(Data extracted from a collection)
___
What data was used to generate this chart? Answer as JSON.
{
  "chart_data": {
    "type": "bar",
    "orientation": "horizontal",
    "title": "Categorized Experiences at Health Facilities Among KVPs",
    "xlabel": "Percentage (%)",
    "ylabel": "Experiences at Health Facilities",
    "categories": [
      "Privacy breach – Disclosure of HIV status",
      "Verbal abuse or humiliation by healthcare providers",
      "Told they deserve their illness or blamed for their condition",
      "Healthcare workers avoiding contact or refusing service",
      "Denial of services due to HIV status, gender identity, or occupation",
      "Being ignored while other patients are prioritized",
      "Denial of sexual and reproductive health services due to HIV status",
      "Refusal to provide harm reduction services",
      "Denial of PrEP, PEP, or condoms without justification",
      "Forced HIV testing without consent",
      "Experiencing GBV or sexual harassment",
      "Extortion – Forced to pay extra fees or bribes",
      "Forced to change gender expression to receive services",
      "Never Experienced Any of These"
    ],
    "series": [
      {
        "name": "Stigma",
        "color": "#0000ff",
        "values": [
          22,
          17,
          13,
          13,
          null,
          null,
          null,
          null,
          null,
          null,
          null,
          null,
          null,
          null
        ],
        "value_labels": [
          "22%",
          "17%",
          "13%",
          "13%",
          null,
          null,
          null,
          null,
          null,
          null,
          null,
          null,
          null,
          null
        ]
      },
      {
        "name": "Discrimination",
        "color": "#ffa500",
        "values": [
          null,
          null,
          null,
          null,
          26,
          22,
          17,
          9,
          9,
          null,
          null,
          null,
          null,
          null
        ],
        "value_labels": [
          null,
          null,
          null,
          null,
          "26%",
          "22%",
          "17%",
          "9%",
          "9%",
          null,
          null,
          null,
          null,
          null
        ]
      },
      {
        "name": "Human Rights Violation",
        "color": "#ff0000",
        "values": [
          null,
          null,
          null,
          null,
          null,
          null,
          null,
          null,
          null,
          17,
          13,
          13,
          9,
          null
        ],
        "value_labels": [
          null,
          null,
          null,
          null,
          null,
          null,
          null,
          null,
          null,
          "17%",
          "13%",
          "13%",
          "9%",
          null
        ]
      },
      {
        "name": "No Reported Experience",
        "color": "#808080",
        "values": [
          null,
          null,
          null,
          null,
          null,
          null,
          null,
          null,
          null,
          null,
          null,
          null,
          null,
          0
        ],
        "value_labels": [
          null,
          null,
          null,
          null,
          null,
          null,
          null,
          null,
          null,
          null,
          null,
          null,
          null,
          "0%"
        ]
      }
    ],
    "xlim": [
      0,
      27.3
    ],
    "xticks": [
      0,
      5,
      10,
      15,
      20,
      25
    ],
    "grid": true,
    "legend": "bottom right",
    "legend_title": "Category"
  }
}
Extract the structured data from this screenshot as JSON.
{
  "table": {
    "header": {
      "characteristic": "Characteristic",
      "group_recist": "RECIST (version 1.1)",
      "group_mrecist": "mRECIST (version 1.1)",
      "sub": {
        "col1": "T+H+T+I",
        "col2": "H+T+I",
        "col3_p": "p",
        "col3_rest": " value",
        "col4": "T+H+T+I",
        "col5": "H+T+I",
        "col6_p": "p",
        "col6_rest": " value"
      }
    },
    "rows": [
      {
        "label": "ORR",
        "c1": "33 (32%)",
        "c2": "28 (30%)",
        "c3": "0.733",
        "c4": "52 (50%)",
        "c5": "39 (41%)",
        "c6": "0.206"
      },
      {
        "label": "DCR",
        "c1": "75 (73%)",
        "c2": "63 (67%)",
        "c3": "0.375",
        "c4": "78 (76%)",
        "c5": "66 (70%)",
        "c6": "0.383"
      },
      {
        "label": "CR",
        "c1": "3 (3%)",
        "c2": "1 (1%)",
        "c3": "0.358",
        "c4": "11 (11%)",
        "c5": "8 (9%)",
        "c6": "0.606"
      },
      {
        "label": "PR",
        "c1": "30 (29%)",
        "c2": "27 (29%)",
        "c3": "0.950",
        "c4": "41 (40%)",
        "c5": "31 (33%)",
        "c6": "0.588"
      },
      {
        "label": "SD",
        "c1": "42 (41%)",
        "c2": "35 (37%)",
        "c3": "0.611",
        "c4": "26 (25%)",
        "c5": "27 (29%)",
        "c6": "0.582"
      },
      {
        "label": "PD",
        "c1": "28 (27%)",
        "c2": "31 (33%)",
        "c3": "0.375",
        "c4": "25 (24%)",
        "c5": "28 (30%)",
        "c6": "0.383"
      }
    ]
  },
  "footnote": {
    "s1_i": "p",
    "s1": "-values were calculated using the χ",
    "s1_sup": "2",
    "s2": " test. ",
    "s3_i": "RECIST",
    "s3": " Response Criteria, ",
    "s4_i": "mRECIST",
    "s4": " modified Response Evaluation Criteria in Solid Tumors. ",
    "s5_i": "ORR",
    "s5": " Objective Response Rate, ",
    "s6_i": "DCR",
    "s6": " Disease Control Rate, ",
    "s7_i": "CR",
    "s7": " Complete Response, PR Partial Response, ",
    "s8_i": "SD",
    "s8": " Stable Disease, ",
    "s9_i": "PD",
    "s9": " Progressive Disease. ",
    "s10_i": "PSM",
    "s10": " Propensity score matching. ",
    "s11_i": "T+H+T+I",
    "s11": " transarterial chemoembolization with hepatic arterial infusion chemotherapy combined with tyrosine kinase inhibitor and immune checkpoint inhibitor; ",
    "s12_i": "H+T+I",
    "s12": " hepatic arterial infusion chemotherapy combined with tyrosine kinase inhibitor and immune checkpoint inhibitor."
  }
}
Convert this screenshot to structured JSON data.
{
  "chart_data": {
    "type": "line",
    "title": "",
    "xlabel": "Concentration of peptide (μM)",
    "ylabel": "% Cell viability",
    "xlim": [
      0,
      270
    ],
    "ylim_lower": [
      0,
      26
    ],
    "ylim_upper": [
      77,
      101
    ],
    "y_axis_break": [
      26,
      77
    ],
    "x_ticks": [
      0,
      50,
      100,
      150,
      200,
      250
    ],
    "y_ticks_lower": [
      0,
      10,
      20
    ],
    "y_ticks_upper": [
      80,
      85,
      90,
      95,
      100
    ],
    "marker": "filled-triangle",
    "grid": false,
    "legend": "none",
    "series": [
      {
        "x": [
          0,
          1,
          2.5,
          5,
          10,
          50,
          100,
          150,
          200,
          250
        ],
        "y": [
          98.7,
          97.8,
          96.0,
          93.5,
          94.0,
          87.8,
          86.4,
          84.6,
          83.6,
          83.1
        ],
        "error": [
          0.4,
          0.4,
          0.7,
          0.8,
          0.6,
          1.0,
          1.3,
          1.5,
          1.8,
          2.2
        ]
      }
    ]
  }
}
___
WHAT YOU WILL DO
Exactly as given, repeat every record above.

ANSWER BELOW
What data was used to generate this chart? Answer as JSON.
{
  "chart_data": {
    "type": "bar",
    "orientation": "horizontal",
    "title": "Categorized Experiences at Health Facilities Among KVPs",
    "xlabel": "Percentage (%)",
    "ylabel": "Experiences at Health Facilities",
    "categories": [
      "Privacy breach – Disclosure of HIV status",
      "Verbal abuse or humiliation by healthcare providers",
      "Told they deserve their illness or blamed for their condition",
      "Healthcare workers avoiding contact or refusing service",
      "Denial of services due to HIV status, gender identity, or occupation",
      "Being ignored while other patients are prioritized",
      "Denial of sexual and reproductive health services due to HIV status",
      "Refusal to provide harm reduction services",
      "Denial of PrEP, PEP, or condoms without justification",
      "Forced HIV testing without consent",
      "Experiencing GBV or sexual harassment",
      "Extortion – Forced to pay extra fees or bribes",
      "Forced to change gender expression to receive services",
      "Never Experienced Any of These"
    ],
    "series": [
      {
        "name": "Stigma",
        "color": "#0000ff",
        "values": [
          22,
          17,
          13,
          13,
          null,
          null,
          null,
          null,
          null,
          null,
          null,
          null,
          null,
          null
        ],
        "value_labels": [
          "22%",
          "17%",
          "13%",
          "13%",
          null,
          null,
          null,
          null,
          null,
          null,
          null,
          null,
          null,
          null
        ]
      },
      {
        "name": "Discrimination",
        "color": "#ffa500",
        "values": [
          null,
          null,
          null,
          null,
          26,
          22,
          17,
          9,
          9,
          null,
          null,
          null,
          null,
          null
        ],
        "value_labels": [
          null,
          null,
          null,
          null,
          "26%",
          "22%",
          "17%",
          "9%",
          "9%",
          null,
          null,
          null,
          null,
          null
        ]
      },
      {
        "name": "Human Rights Violation",
        "color": "#ff0000",
        "values": [
          null,
          null,
          null,
          null,
          null,
          null,
          null,
          null,
          null,
          17,
          13,
          13,
          9,
          null
        ],
        "value_labels": [
          null,
          null,
          null,
          null,
          null,
          null,
          null,
          null,
          null,
          "17%",
          "13%",
          "13%",
          "9%",
          null
        ]
      },
      {
        "name": "No Reported Experience",
        "color": "#808080",
        "values": [
          null,
          null,
          null,
          null,
          null,
          null,
          null,
          null,
          null,
          null,
          null,
          null,
          null,
          0
        ],
        "value_labels": [
          null,
          null,
          null,
          null,
          null,
          null,
          null,
          null,
          null,
          null,
          null,
          null,
          null,
          "0%"
        ]
      }
    ],
    "xlim": [
      0,
      27.3
    ],
    "xticks": [
      0,
      5,
      10,
      15,
      20,
      25
    ],
    "grid": true,
    "legend": "bottom right",
    "legend_title": "Category"
  }
}
Extract the structured data from this screenshot as JSON.
{
  "table": {
    "header": {
      "characteristic": "Characteristic",
      "group_recist": "RECIST (version 1.1)",
      "group_mrecist": "mRECIST (version 1.1)",
      "sub": {
        "col1": "T+H+T+I",
        "col2": "H+T+I",
        "col3_p": "p",
        "col3_rest": " value",
        "col4": "T+H+T+I",
        "col5": "H+T+I",
        "col6_p": "p",
        "col6_rest": " value"
      }
    },
    "rows": [
      {
        "label": "ORR",
        "c1": "33 (32%)",
        "c2": "28 (30%)",
        "c3": "0.733",
        "c4": "52 (50%)",
        "c5": "39 (41%)",
        "c6": "0.206"
      },
      {
        "label": "DCR",
        "c1": "75 (73%)",
        "c2": "63 (67%)",
        "c3": "0.375",
        "c4": "78 (76%)",
        "c5": "66 (70%)",
        "c6": "0.383"
      },
      {
        "label": "CR",
        "c1": "3 (3%)",
        "c2": "1 (1%)",
        "c3": "0.358",
        "c4": "11 (11%)",
        "c5": "8 (9%)",
        "c6": "0.606"
      },
      {
        "label": "PR",
        "c1": "30 (29%)",
        "c2": "27 (29%)",
        "c3": "0.950",
        "c4": "41 (40%)",
        "c5": "31 (33%)",
        "c6": "0.588"
      },
      {
        "label": "SD",
        "c1": "42 (41%)",
        "c2": "35 (37%)",
        "c3": "0.611",
        "c4": "26 (25%)",
        "c5": "27 (29%)",
        "c6": "0.582"
      },
      {
        "label": "PD",
        "c1": "28 (27%)",
        "c2": "31 (33%)",
        "c3": "0.375",
        "c4": "25 (24%)",
        "c5": "28 (30%)",
        "c6": "0.383"
      }
    ]
  },
  "footnote": {
    "s1_i": "p",
    "s1": "-values were calculated using the χ",
    "s1_sup": "2",
    "s2": " test. ",
    "s3_i": "RECIST",
    "s3": " Response Criteria, ",
    "s4_i": "mRECIST",
    "s4": " modified Response Evaluation Criteria in Solid Tumors. ",
    "s5_i": "ORR",
    "s5": " Objective Response Rate, ",
    "s6_i": "DCR",
    "s6": " Disease Control Rate, ",
    "s7_i": "CR",
    "s7": " Complete Response, PR Partial Response, ",
    "s8_i": "SD",
    "s8": " Stable Disease, ",
    "s9_i": "PD",
    "s9": " Progressive Disease. ",
    "s10_i": "PSM",
    "s10": " Propensity score matching. ",
    "s11_i": "T+H+T+I",
    "s11": " transarterial chemoembolization with hepatic arterial infusion chemotherapy combined with tyrosine kinase inhibitor and immune checkpoint inhibitor; ",
    "s12_i": "H+T+I",
    "s12": " hepatic arterial infusion chemotherapy combined with tyrosine kinase inhibitor and immune checkpoint inhibitor."
  }
}
Convert this screenshot to structured JSON data.
{
  "chart_data": {
    "type": "line",
    "title": "",
    "xlabel": "Concentration of peptide (μM)",
    "ylabel": "% Cell viability",
    "xlim": [
      0,
      270
    ],
    "ylim_lower": [
      0,
      26
    ],
    "ylim_upper": [
      77,
      101
    ],
    "y_axis_break": [
      26,
      77
    ],
    "x_ticks": [
      0,
      50,
      100,
      150,
      200,
      250
    ],
    "y_ticks_lower": [
      0,
      10,
      20
    ],
    "y_ticks_upper": [
      80,
      85,
      90,
      95,
      100
    ],
    "marker": "filled-triangle",
    "grid": false,
    "legend": "none",
    "series": [
      {
        "x": [
          0,
          1,
          2.5,
          5,
          10,
          50,
          100,
          150,
          200,
          250
        ],
        "y": [
          98.7,
          97.8,
          96.0,
          93.5,
          94.0,
          87.8,
          86.4,
          84.6,
          83.6,
          83.1
        ],
        "error": [
          0.4,
          0.4,
          0.7,
          0.8,
          0.6,
          1.0,
          1.3,
          1.5,
          1.8,
          2.2
        ]
      }
    ]
  }
}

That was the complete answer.